» **Goal of the exercise**: Find each line with the word "obede" in it, then give the total alone.

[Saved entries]
⟨

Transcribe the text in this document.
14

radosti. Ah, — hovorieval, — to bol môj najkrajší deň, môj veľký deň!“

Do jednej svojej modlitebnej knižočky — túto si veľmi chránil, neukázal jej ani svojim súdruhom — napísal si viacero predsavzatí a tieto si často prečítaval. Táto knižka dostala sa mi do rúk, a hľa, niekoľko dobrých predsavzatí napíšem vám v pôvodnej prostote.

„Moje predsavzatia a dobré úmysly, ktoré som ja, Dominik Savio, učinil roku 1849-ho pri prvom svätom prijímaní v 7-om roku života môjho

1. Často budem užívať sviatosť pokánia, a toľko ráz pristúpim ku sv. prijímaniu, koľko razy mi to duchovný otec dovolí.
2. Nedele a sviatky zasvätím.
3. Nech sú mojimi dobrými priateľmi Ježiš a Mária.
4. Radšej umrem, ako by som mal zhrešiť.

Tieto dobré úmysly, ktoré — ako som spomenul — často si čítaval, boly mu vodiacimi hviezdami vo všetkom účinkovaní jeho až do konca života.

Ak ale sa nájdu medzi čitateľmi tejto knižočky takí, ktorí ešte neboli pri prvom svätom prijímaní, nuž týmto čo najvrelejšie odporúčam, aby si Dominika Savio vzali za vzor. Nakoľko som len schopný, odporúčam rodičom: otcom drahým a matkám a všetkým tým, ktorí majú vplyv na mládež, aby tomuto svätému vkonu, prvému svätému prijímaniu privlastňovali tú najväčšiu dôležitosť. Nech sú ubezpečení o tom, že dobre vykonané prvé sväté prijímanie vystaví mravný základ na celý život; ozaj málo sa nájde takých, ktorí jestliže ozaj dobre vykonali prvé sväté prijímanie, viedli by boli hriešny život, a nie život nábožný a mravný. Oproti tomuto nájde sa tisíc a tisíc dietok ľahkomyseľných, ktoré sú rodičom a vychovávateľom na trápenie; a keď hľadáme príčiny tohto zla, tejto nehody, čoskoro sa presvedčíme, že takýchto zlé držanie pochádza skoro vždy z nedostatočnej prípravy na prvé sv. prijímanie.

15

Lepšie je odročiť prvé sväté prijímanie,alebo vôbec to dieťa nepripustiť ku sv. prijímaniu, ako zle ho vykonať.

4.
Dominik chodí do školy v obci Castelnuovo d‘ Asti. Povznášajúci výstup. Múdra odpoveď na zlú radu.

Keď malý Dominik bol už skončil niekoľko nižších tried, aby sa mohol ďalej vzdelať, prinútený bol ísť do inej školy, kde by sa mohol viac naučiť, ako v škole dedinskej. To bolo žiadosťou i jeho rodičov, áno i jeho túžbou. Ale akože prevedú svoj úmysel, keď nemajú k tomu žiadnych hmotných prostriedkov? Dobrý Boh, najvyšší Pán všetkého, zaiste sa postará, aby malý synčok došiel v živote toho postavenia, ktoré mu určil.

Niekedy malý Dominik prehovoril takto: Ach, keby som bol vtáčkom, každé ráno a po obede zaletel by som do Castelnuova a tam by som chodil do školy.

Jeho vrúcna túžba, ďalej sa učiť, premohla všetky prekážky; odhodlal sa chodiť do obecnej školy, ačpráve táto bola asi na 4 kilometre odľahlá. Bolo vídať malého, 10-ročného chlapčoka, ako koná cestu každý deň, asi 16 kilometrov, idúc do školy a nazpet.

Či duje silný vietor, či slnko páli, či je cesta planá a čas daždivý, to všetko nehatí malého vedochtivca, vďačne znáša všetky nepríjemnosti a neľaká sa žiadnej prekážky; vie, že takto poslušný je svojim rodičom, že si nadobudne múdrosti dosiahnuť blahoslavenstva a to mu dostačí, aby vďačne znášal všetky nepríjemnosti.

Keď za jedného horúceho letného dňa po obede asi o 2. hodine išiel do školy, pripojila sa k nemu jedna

⟩

» **Reply**: 2